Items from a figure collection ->
** BEGIN **

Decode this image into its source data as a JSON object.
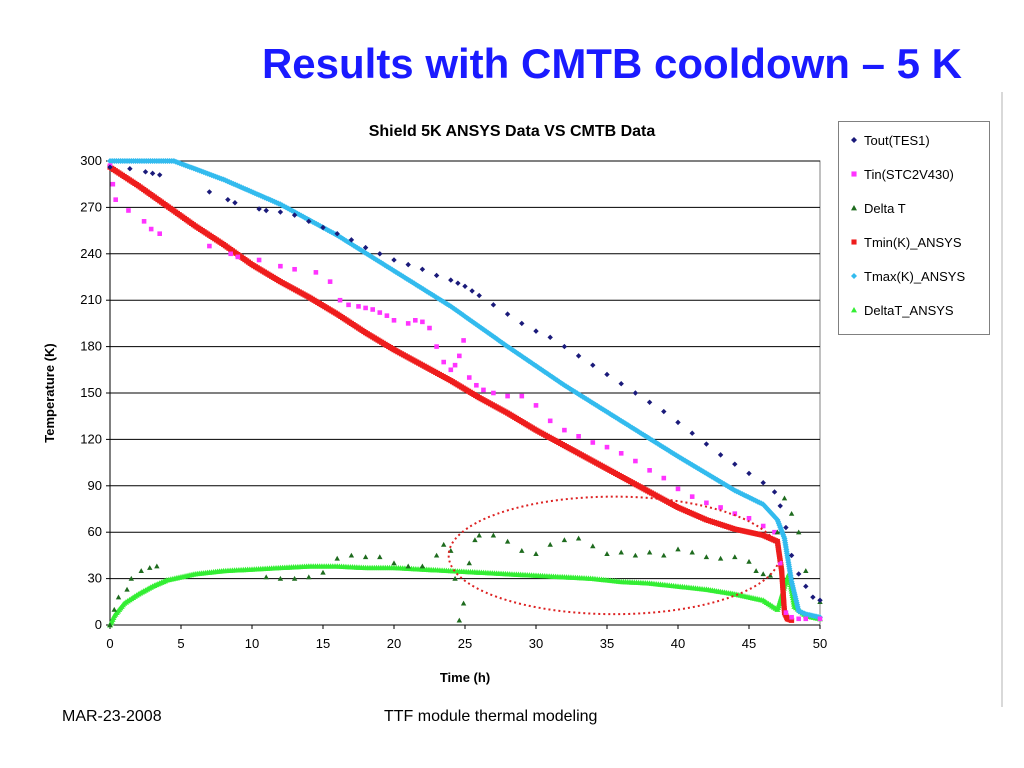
{
  "slide": {
    "title": "Results with CMTB cooldown – 5 K",
    "footer_left": "MAR-23-2008",
    "footer_center": "TTF module thermal modeling"
  },
  "chart_data": {
    "type": "scatter",
    "title": "Shield 5K ANSYS Data VS CMTB Data",
    "xlabel": "Time (h)",
    "ylabel": "Temperature (K)",
    "xlim": [
      0,
      50
    ],
    "ylim": [
      0,
      300
    ],
    "xticks": [
      0,
      5,
      10,
      15,
      20,
      25,
      30,
      35,
      40,
      45,
      50
    ],
    "yticks": [
      0,
      30,
      60,
      90,
      120,
      150,
      180,
      210,
      240,
      270,
      300
    ],
    "grid": "horizontal",
    "legend_position": "right",
    "annotation": "red dotted ellipse around Delta T between t≈24 h and t≈47 h",
    "series": [
      {
        "name": "Tout(TES1)",
        "marker": "diamond",
        "color": "#1a1a7a",
        "x": [
          0,
          1.4,
          2.5,
          3,
          3.5,
          7,
          8.3,
          8.8,
          10.5,
          11,
          12,
          13,
          14,
          15,
          16,
          17,
          18,
          19,
          20,
          21,
          22,
          23,
          24,
          24.5,
          25,
          25.5,
          26,
          27,
          28,
          29,
          30,
          31,
          32,
          33,
          34,
          35,
          36,
          37,
          38,
          39,
          40,
          41,
          42,
          43,
          44,
          45,
          46,
          46.8,
          47.2,
          47.6,
          48,
          48.5,
          49,
          49.5,
          50
        ],
        "y": [
          296,
          295,
          293,
          292,
          291,
          280,
          275,
          273,
          269,
          268,
          267,
          265,
          261,
          257,
          253,
          249,
          244,
          240,
          236,
          233,
          230,
          226,
          223,
          221,
          219,
          216,
          213,
          207,
          201,
          195,
          190,
          186,
          180,
          174,
          168,
          162,
          156,
          150,
          144,
          138,
          131,
          124,
          117,
          110,
          104,
          98,
          92,
          86,
          77,
          63,
          45,
          33,
          25,
          18,
          16
        ]
      },
      {
        "name": "Tin(STC2V430)",
        "marker": "square",
        "color": "#ff33ff",
        "x": [
          0,
          0.2,
          0.4,
          1.3,
          2.4,
          2.9,
          3.5,
          7,
          8.5,
          9,
          10.5,
          12,
          13,
          14.5,
          15.5,
          16.2,
          16.8,
          17.5,
          18,
          18.5,
          19,
          19.5,
          20,
          21,
          21.5,
          22,
          22.5,
          23,
          23.5,
          24,
          24.3,
          24.6,
          24.9,
          25.3,
          25.8,
          26.3,
          27,
          28,
          29,
          30,
          31,
          32,
          33,
          34,
          35,
          36,
          37,
          38,
          39,
          40,
          41,
          42,
          43,
          44,
          45,
          46,
          46.8,
          47.2,
          47.6,
          48,
          48.5,
          49,
          50
        ],
        "y": [
          297,
          285,
          275,
          268,
          261,
          256,
          253,
          245,
          240,
          238,
          236,
          232,
          230,
          228,
          222,
          210,
          207,
          206,
          205,
          204,
          202,
          200,
          197,
          195,
          197,
          196,
          192,
          180,
          170,
          165,
          168,
          174,
          184,
          160,
          155,
          152,
          150,
          148,
          148,
          142,
          132,
          126,
          122,
          118,
          115,
          111,
          106,
          100,
          95,
          88,
          83,
          79,
          76,
          72,
          69,
          64,
          60,
          40,
          8,
          5,
          4,
          4,
          4
        ]
      },
      {
        "name": "Delta T",
        "marker": "triangle",
        "color": "#1e6b1e",
        "x": [
          0,
          0.3,
          0.6,
          1.2,
          1.5,
          2.2,
          2.8,
          3.3,
          11,
          12,
          13,
          14,
          15,
          16,
          17,
          18,
          19,
          20,
          21,
          22,
          23,
          23.5,
          24,
          24.3,
          24.6,
          24.9,
          25.3,
          25.7,
          26,
          27,
          28,
          29,
          30,
          31,
          32,
          33,
          34,
          35,
          36,
          37,
          38,
          39,
          40,
          41,
          42,
          43,
          44,
          45,
          45.5,
          46,
          46.5,
          47,
          47.5,
          48,
          48.5,
          49,
          50
        ],
        "y": [
          0,
          10,
          18,
          23,
          30,
          35,
          37,
          38,
          31,
          30,
          30,
          31,
          34,
          43,
          45,
          44,
          44,
          40,
          38,
          38,
          45,
          52,
          48,
          30,
          3,
          14,
          40,
          55,
          58,
          58,
          54,
          48,
          46,
          52,
          55,
          56,
          51,
          46,
          47,
          45,
          47,
          45,
          49,
          47,
          44,
          43,
          44,
          41,
          35,
          33,
          32,
          60,
          82,
          72,
          60,
          35,
          15
        ]
      },
      {
        "name": "Tmin(K)_ANSYS",
        "marker": "square",
        "color": "#ee1c1c",
        "x": [
          0,
          2,
          4,
          6,
          8,
          10,
          12,
          14,
          16,
          18,
          20,
          22,
          24,
          26,
          28,
          30,
          32,
          34,
          36,
          38,
          40,
          42,
          44,
          46,
          47,
          47.3,
          47.5,
          47.7,
          48
        ],
        "y": [
          296,
          284,
          271,
          258,
          246,
          233,
          222,
          212,
          201,
          189,
          178,
          168,
          158,
          147,
          137,
          126,
          116,
          106,
          96,
          86,
          76,
          68,
          62,
          58,
          54,
          35,
          8,
          4,
          3
        ]
      },
      {
        "name": "Tmax(K)_ANSYS",
        "marker": "diamond",
        "color": "#33bbee",
        "x": [
          0,
          4.5,
          8,
          12,
          16,
          20,
          24,
          28,
          32,
          36,
          40,
          42,
          44,
          46,
          47,
          47.5,
          48,
          48.5,
          49,
          50
        ],
        "y": [
          300,
          300,
          288,
          272,
          252,
          229,
          206,
          180,
          155,
          132,
          109,
          98,
          87,
          78,
          68,
          56,
          28,
          9,
          7,
          5
        ]
      },
      {
        "name": "DeltaT_ANSYS",
        "marker": "triangle",
        "color": "#33ee33",
        "x": [
          0,
          0.3,
          1,
          2,
          3,
          4,
          5,
          6,
          7,
          8,
          10,
          12,
          14,
          16,
          18,
          20,
          22,
          24,
          26,
          28,
          30,
          32,
          34,
          36,
          38,
          40,
          42,
          44,
          46,
          47,
          47.5,
          47.8,
          48.2,
          49,
          50
        ],
        "y": [
          0,
          6,
          14,
          20,
          25,
          29,
          31,
          33,
          34,
          35,
          36,
          37,
          38,
          38,
          37,
          37,
          36,
          35,
          34,
          33,
          32,
          31,
          30,
          28,
          27,
          25,
          23,
          20,
          16,
          10,
          25,
          33,
          12,
          6,
          4
        ]
      }
    ]
  }
}
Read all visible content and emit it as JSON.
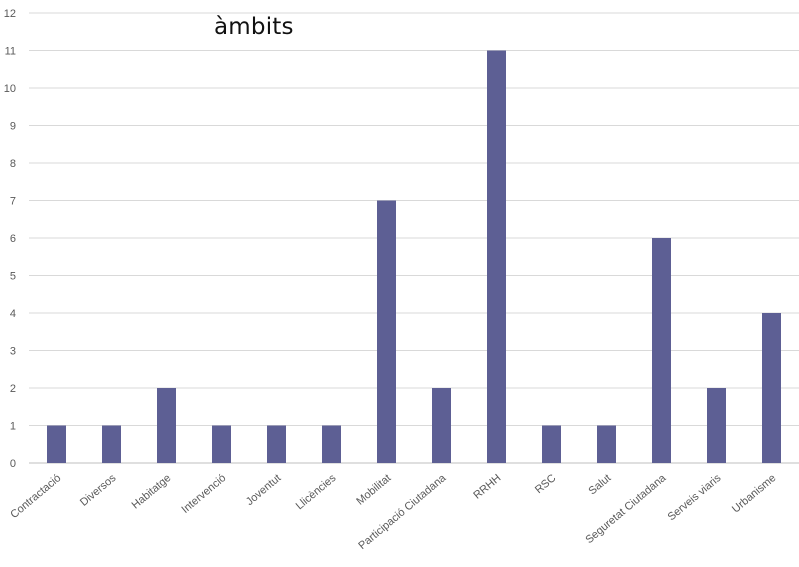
{
  "chart_data": {
    "type": "bar",
    "title": "àmbits",
    "xlabel": "",
    "ylabel": "",
    "ylim": [
      0,
      12
    ],
    "yticks": [
      0,
      1,
      2,
      3,
      4,
      5,
      6,
      7,
      8,
      9,
      10,
      11,
      12
    ],
    "grid": true,
    "legend": "none",
    "bar_color": "#5d5f94",
    "grid_color": "#d9d9d9",
    "categories": [
      "Contractació",
      "Diversos",
      "Habitatge",
      "Intervenció",
      "Joventut",
      "Llicències",
      "Mobilitat",
      "Participació Ciutadana",
      "RRHH",
      "RSC",
      "Salut",
      "Seguretat Ciutadana",
      "Serveis viaris",
      "Urbanisme"
    ],
    "values": [
      1,
      1,
      2,
      1,
      1,
      1,
      7,
      2,
      11,
      1,
      1,
      6,
      2,
      4
    ]
  }
}
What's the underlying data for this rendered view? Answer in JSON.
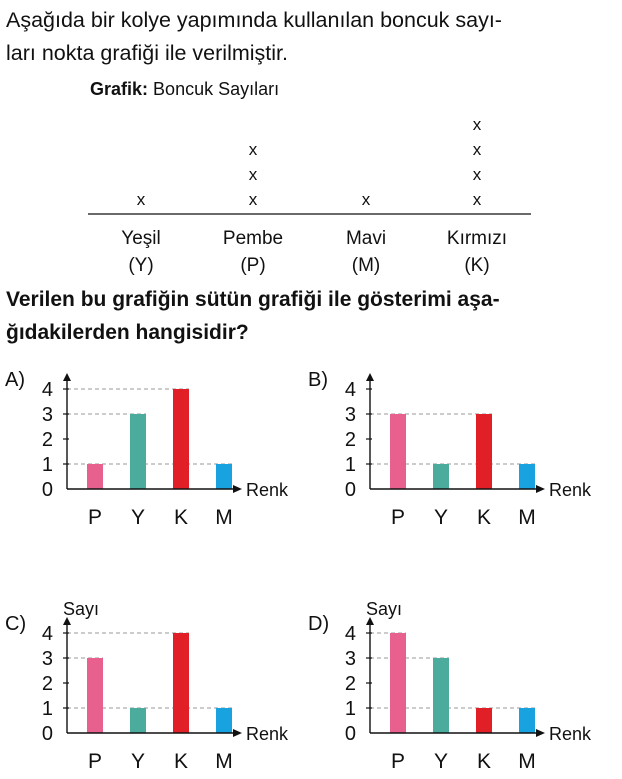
{
  "intro": {
    "line1": "Aşağıda bir kolye yapımında kullanılan boncuk sayı-",
    "line2": "ları nokta grafiği ile verilmiştir."
  },
  "question": {
    "line1": "Verilen bu grafiğin sütün grafiği ile gösterimi aşa-",
    "line2": "ğıdakilerden hangisidir?"
  },
  "colors": {
    "P": "#e8608e",
    "Y": "#4bab9c",
    "K": "#e11f26",
    "M": "#18a3e0",
    "grid": "#9a9a9a",
    "ink": "#111111"
  },
  "chart_data": [
    {
      "type": "dot",
      "title_label": "Grafik:",
      "title": "Boncuk Sayıları",
      "marker": "x",
      "categories": [
        {
          "name": "Yeşil",
          "abbr": "(Y)",
          "value": 1
        },
        {
          "name": "Pembe",
          "abbr": "(P)",
          "value": 3
        },
        {
          "name": "Mavi",
          "abbr": "(M)",
          "value": 1
        },
        {
          "name": "Kırmızı",
          "abbr": "(K)",
          "value": 4
        }
      ]
    },
    {
      "type": "bar",
      "option": "A)",
      "ylabel": "",
      "xlabel": "Renk",
      "categories": [
        "P",
        "Y",
        "K",
        "M"
      ],
      "values": [
        1,
        3,
        4,
        1
      ],
      "yticks": [
        0,
        1,
        2,
        3,
        4
      ],
      "ylim": [
        0,
        4
      ]
    },
    {
      "type": "bar",
      "option": "B)",
      "ylabel": "",
      "xlabel": "Renk",
      "categories": [
        "P",
        "Y",
        "K",
        "M"
      ],
      "values": [
        3,
        1,
        3,
        1
      ],
      "yticks": [
        0,
        1,
        2,
        3,
        4
      ],
      "ylim": [
        0,
        4
      ]
    },
    {
      "type": "bar",
      "option": "C)",
      "ylabel": "Sayı",
      "xlabel": "Renk",
      "categories": [
        "P",
        "Y",
        "K",
        "M"
      ],
      "values": [
        3,
        1,
        4,
        1
      ],
      "yticks": [
        0,
        1,
        2,
        3,
        4
      ],
      "ylim": [
        0,
        4
      ]
    },
    {
      "type": "bar",
      "option": "D)",
      "ylabel": "Sayı",
      "xlabel": "Renk",
      "categories": [
        "P",
        "Y",
        "K",
        "M"
      ],
      "values": [
        4,
        3,
        1,
        1
      ],
      "yticks": [
        0,
        1,
        2,
        3,
        4
      ],
      "ylim": [
        0,
        4
      ]
    }
  ]
}
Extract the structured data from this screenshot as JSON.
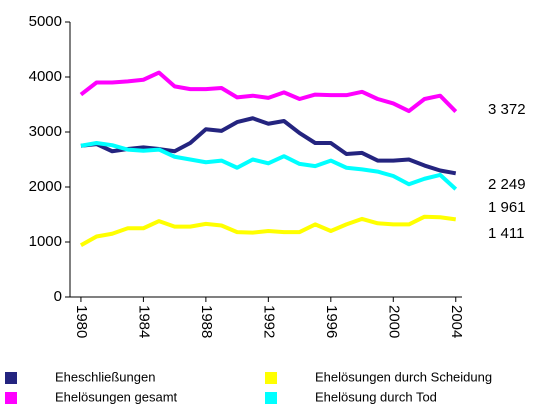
{
  "chart_data": {
    "type": "line",
    "x": [
      1980,
      1981,
      1982,
      1983,
      1984,
      1985,
      1986,
      1987,
      1988,
      1989,
      1990,
      1991,
      1992,
      1993,
      1994,
      1995,
      1996,
      1997,
      1998,
      1999,
      2000,
      2001,
      2002,
      2003,
      2004
    ],
    "xlim": [
      1979.3,
      2004.4
    ],
    "xticks": [
      1980,
      1984,
      1988,
      1992,
      1996,
      2000,
      2004
    ],
    "ylim": [
      0,
      5000
    ],
    "yticks": [
      0,
      1000,
      2000,
      3000,
      4000,
      5000
    ],
    "series": [
      {
        "name": "Eheschließungen",
        "color": "#24247f",
        "values": [
          2750,
          2780,
          2650,
          2690,
          2720,
          2690,
          2650,
          2800,
          3050,
          3020,
          3180,
          3250,
          3150,
          3200,
          2980,
          2800,
          2800,
          2600,
          2620,
          2480,
          2480,
          2500,
          2390,
          2300,
          2249
        ],
        "value_labels": [
          null,
          null,
          null,
          null,
          null,
          null,
          null,
          null,
          null,
          null,
          null,
          null,
          null,
          null,
          null,
          null,
          null,
          null,
          null,
          null,
          null,
          null,
          null,
          null,
          "2 249"
        ]
      },
      {
        "name": "Ehelösungen durch Scheidung",
        "color": "#ffff00",
        "values": [
          940,
          1100,
          1150,
          1250,
          1250,
          1380,
          1280,
          1280,
          1330,
          1300,
          1180,
          1170,
          1200,
          1180,
          1180,
          1320,
          1200,
          1320,
          1420,
          1340,
          1320,
          1320,
          1460,
          1450,
          1411
        ],
        "value_labels": [
          null,
          null,
          null,
          null,
          null,
          null,
          null,
          null,
          null,
          null,
          null,
          null,
          null,
          null,
          null,
          null,
          null,
          null,
          null,
          null,
          null,
          null,
          null,
          null,
          "1 411"
        ]
      },
      {
        "name": "Ehelösungen gesamt",
        "color": "#ff00ff",
        "values": [
          3680,
          3900,
          3900,
          3920,
          3950,
          4080,
          3830,
          3780,
          3780,
          3800,
          3630,
          3660,
          3620,
          3720,
          3600,
          3680,
          3670,
          3670,
          3730,
          3600,
          3520,
          3380,
          3600,
          3660,
          3372
        ],
        "value_labels": [
          null,
          null,
          null,
          null,
          null,
          null,
          null,
          null,
          null,
          null,
          null,
          null,
          null,
          null,
          null,
          null,
          null,
          null,
          null,
          null,
          null,
          null,
          null,
          null,
          "3 372"
        ]
      },
      {
        "name": "Ehelösung durch Tod",
        "color": "#00ffff",
        "values": [
          2750,
          2800,
          2760,
          2680,
          2660,
          2680,
          2550,
          2500,
          2450,
          2480,
          2350,
          2500,
          2430,
          2560,
          2420,
          2380,
          2480,
          2350,
          2320,
          2280,
          2200,
          2050,
          2150,
          2220,
          1961
        ],
        "value_labels": [
          null,
          null,
          null,
          null,
          null,
          null,
          null,
          null,
          null,
          null,
          null,
          null,
          null,
          null,
          null,
          null,
          null,
          null,
          null,
          null,
          null,
          null,
          null,
          null,
          "1 961"
        ]
      }
    ]
  }
}
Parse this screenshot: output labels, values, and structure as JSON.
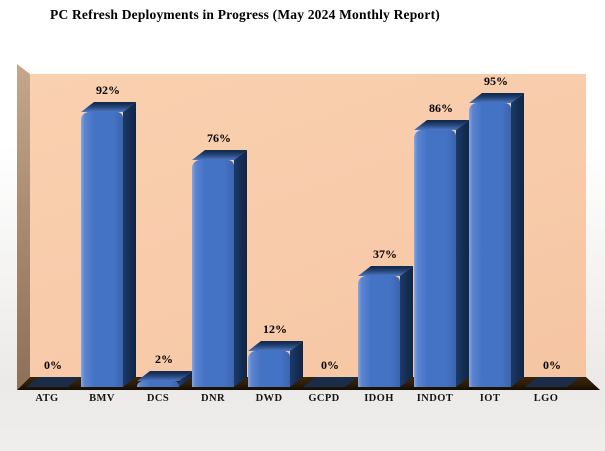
{
  "title": "PC Refresh Deployments in Progress (May 2024 Monthly Report)",
  "chart_data": {
    "type": "bar",
    "style": "3d-beveled-bars",
    "title": "PC Refresh Deployments in Progress (May 2024 Monthly Report)",
    "categories": [
      "ATG",
      "BMV",
      "DCS",
      "DNR",
      "DWD",
      "GCPD",
      "IDOH",
      "INDOT",
      "IOT",
      "LGO"
    ],
    "values": [
      0,
      92,
      2,
      76,
      12,
      0,
      37,
      86,
      95,
      0
    ],
    "data_labels": [
      "0%",
      "92%",
      "2%",
      "76%",
      "12%",
      "0%",
      "37%",
      "86%",
      "95%",
      "0%"
    ],
    "xlabel": "",
    "ylabel": "",
    "ylim": [
      0,
      100
    ],
    "unit": "%",
    "grid": false,
    "legend": "none",
    "colors": {
      "bar_face": "#4472C4",
      "bar_side": "#17375E",
      "zero_marker": "#1B2C49",
      "back_wall": "#F8CBAA",
      "side_wall": "#AB8C70",
      "floor": "#2D1C07",
      "label_text": "#000000",
      "page_background_top": "#FFFFFF",
      "page_background_bottom": "#EBEAE8"
    }
  }
}
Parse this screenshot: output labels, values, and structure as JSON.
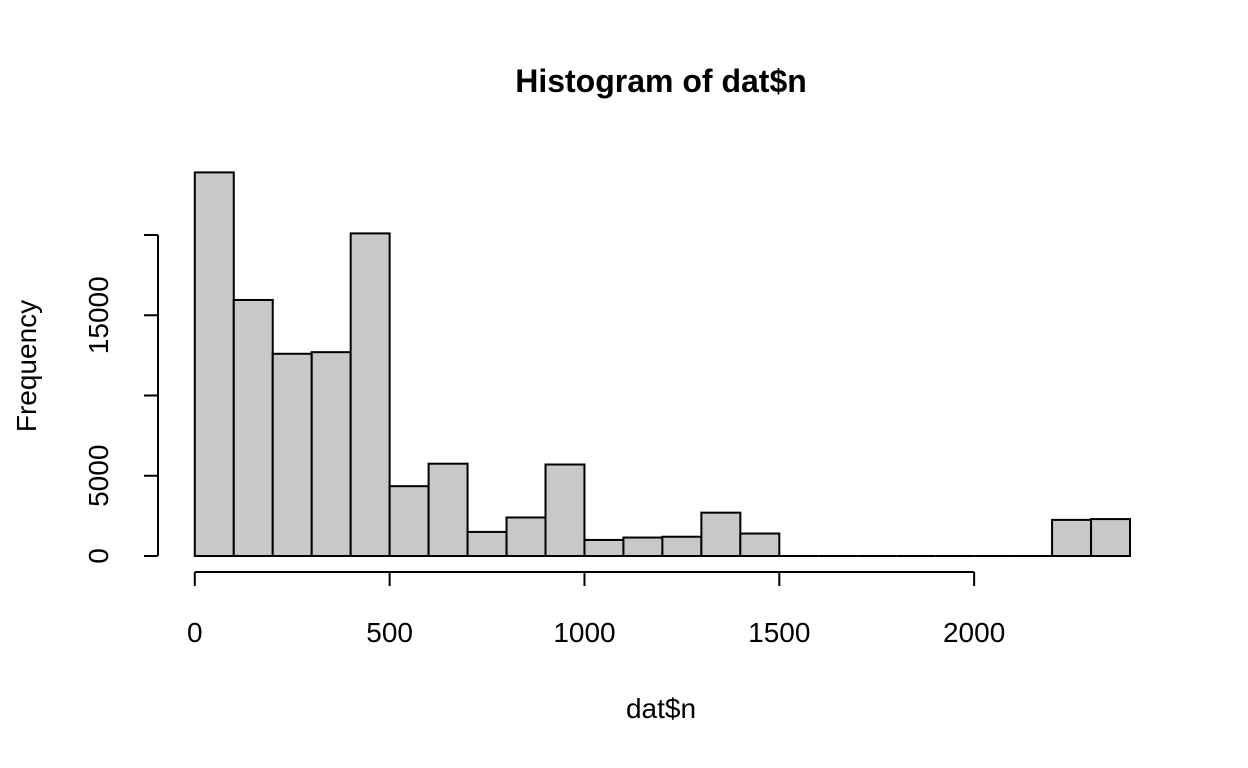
{
  "chart_data": {
    "type": "bar",
    "title": "Histogram of dat$n",
    "xlabel": "dat$n",
    "ylabel": "Frequency",
    "bin_width": 100,
    "x_start": 0,
    "bins": [
      {
        "from": 0,
        "to": 100,
        "count": 23900
      },
      {
        "from": 100,
        "to": 200,
        "count": 15950
      },
      {
        "from": 200,
        "to": 300,
        "count": 12600
      },
      {
        "from": 300,
        "to": 400,
        "count": 12700
      },
      {
        "from": 400,
        "to": 500,
        "count": 20100
      },
      {
        "from": 500,
        "to": 600,
        "count": 4350
      },
      {
        "from": 600,
        "to": 700,
        "count": 5750
      },
      {
        "from": 700,
        "to": 800,
        "count": 1500
      },
      {
        "from": 800,
        "to": 900,
        "count": 2400
      },
      {
        "from": 900,
        "to": 1000,
        "count": 5700
      },
      {
        "from": 1000,
        "to": 1100,
        "count": 1000
      },
      {
        "from": 1100,
        "to": 1200,
        "count": 1150
      },
      {
        "from": 1200,
        "to": 1300,
        "count": 1200
      },
      {
        "from": 1300,
        "to": 1400,
        "count": 2700
      },
      {
        "from": 1400,
        "to": 1500,
        "count": 1400
      },
      {
        "from": 1500,
        "to": 1600,
        "count": 0
      },
      {
        "from": 1600,
        "to": 1700,
        "count": 0
      },
      {
        "from": 1700,
        "to": 1800,
        "count": 0
      },
      {
        "from": 1800,
        "to": 1900,
        "count": 0
      },
      {
        "from": 1900,
        "to": 2000,
        "count": 0
      },
      {
        "from": 2000,
        "to": 2100,
        "count": 0
      },
      {
        "from": 2100,
        "to": 2200,
        "count": 0
      },
      {
        "from": 2200,
        "to": 2300,
        "count": 2250
      },
      {
        "from": 2300,
        "to": 2400,
        "count": 2300
      }
    ],
    "x_ticks": [
      0,
      500,
      1000,
      1500,
      2000
    ],
    "x_tick_labels": [
      "0",
      "500",
      "1000",
      "1500",
      "2000"
    ],
    "x_axis_range": [
      0,
      2000
    ],
    "y_ticks": [
      0,
      5000,
      10000,
      15000,
      20000
    ],
    "y_tick_labels": [
      "0",
      "5000",
      "",
      "15000",
      ""
    ],
    "xlim": [
      0,
      2400
    ],
    "ylim": [
      0,
      25000
    ],
    "bar_fill": "#c8c8c8",
    "grid": false
  }
}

** END **

Directions for this task ->
Give the count of lines containing "Progress", with no added text.

Finished task ->
2